* AIM *
Read through the records below and copy each line that uses the word "such".

* INPUT RECORDS *
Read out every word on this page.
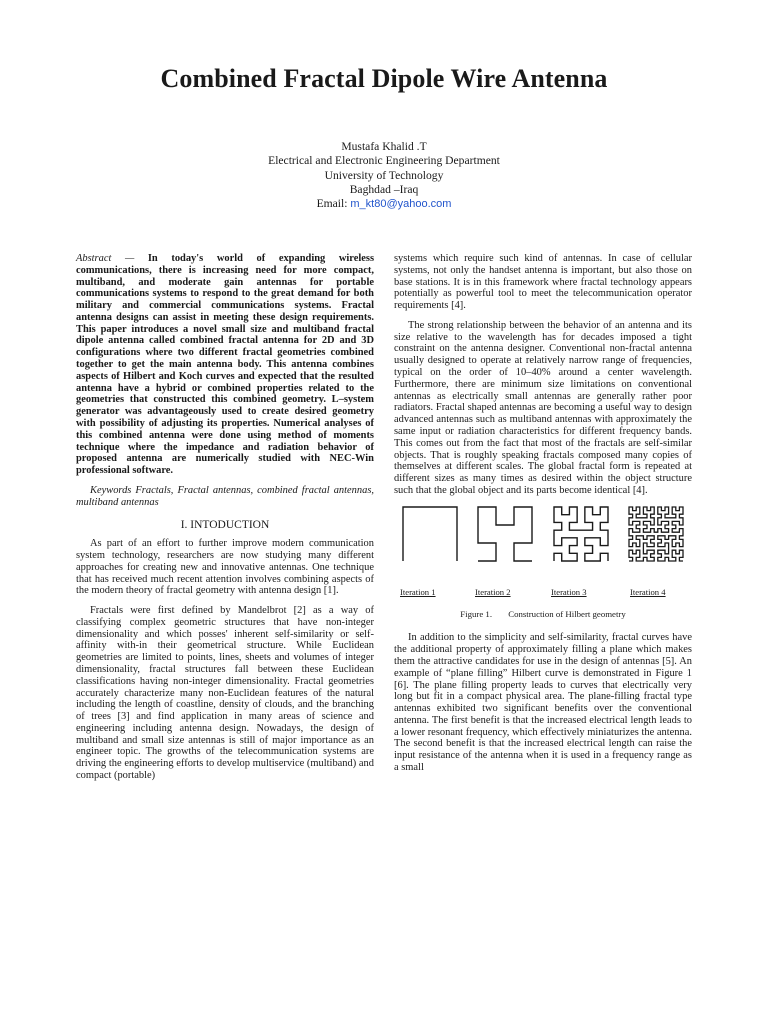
Combined Fractal Dipole Wire Antenna
Mustafa Khalid .T
Electrical and Electronic Engineering Department
University of Technology
Baghdad –Iraq
Email: m_kt80@yahoo.com

Abstract — In today's world of expanding wireless communications, there is increasing need for more compact, multiband, and moderate gain antennas for portable communications systems to respond to the great demand for both military and commercial communications systems. Fractal antenna designs can assist in meeting these design requirements. This paper introduces a novel small size and multiband fractal dipole antenna called combined fractal antenna for 2D and 3D configurations where two different fractal geometries combined together to get the main antenna body. This antenna combines aspects of Hilbert and Koch curves and expected that the resulted antenna have a hybrid or combined properties related to the geometries that constructed this combined geometry. L–system generator was advantageously used to create desired geometry with possibility of adjusting its properties. Numerical analyses of this combined antenna were done using method of moments technique where the impedance and radiation behavior of proposed antenna are numerically studied with NEC-Win professional software.

Keywords Fractals, Fractal antennas, combined fractal antennas, multiband antennas

I. INTODUCTION

As part of an effort to further improve modern communication system technology, researchers are now studying many different approaches for creating new and innovative antennas. One technique that has received much recent attention involves combining aspects of the modern theory of fractal geometry with antenna design [1].

Fractals were first defined by Mandelbrot [2] as a way of classifying complex geometric structures that have non-integer dimensionality and which posses' inherent self-similarity or self- affinity with-in their geometrical structure. While Euclidean geometries are limited to points, lines, sheets and volumes of integer dimensionality, fractal structures fall between these Euclidean classifications having non-integer dimensionality. Fractal geometries accurately characterize many non-Euclidean features of the natural including the length of coastline, density of clouds, and the branching of trees [3] and find application in many areas of science and engineering including antenna design. Nowadays, the design of multiband and small size antennas is still of major importance as an engineer topic. The growths of the telecommunication systems are driving the engineering efforts to develop multiservice (multiband) and compact (portable)

systems which require such kind of antennas. In case of cellular systems, not only the handset antenna is important, but also those on base stations. It is in this framework where fractal technology appears potentially as powerful tool to meet the telecommunication operator requirements [4].

The strong relationship between the behavior of an antenna and its size relative to the wavelength has for decades imposed a tight constraint on the antenna designer. Conventional non-fractal antenna usually designed to operate at relatively narrow range of frequencies, typical on the order of 10–40% around a center wavelength. Furthermore, there are minimum size limitations on conventional antennas as electrically small antennas are generally rather poor radiators. Fractal shaped antennas are becoming a useful way to design advanced antennas such as multiband antennas with approximately the same input or radiation characteristics for different frequency bands. This comes out from the fact that most of the fractals are self-similar objects. That is roughly speaking fractals composed many copies of themselves at different scales. The global fractal form is repeated at different sizes as many times as desired within the object structure such that the global object and its parts become identical [4].

Iteration 1	Iteration 2	Iteration 3	Iteration 4
Figure 1. Construction of Hilbert geometry

In addition to the simplicity and self-similarity, fractal curves have the additional property of approximately filling a plane which makes them the attractive candidates for use in the design of antennas [5]. An example of “plane filling” Hilbert curve is demonstrated in Figure 1 [6]. The plane filling property leads to curves that electrically very long but fit in a compact physical area. The plane-filling fractal type antennas exhibited two significant benefits over the conventional antenna. The first benefit is that the increased electrical length leads to a lower resonant frequency, which effectively miniaturizes the antenna. The second benefit is that the increased electrical length can raise the input resistance of the antenna when it is used in a frequency range as a small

* RESPONSE TO THE TASK *
systems which require such kind of antennas. In case of cellular systems, not only the handset antenna is important, but also those on base stations. It is in this framework where fractal technology appears potentially as powerful tool to meet the telecommunication operator requirements [4].
The strong relationship between the behavior of an antenna and its size relative to the wavelength has for decades imposed a tight constraint on the antenna designer. Conventional non-fractal antenna usually designed to operate at relatively narrow range of frequencies, typical on the order of 10–40% around a center wavelength. Furthermore, there are minimum size limitations on conventional antennas as electrically small antennas are generally rather poor radiators. Fractal shaped antennas are becoming a useful way to design advanced antennas such as multiband antennas with approximately the same input or radiation characteristics for different frequency bands. This comes out from the fact that most of the fractals are self-similar objects. That is roughly speaking fractals composed many copies of themselves at different scales. The global fractal form is repeated at different sizes as many times as desired within the object structure such that the global object and its parts become identical [4].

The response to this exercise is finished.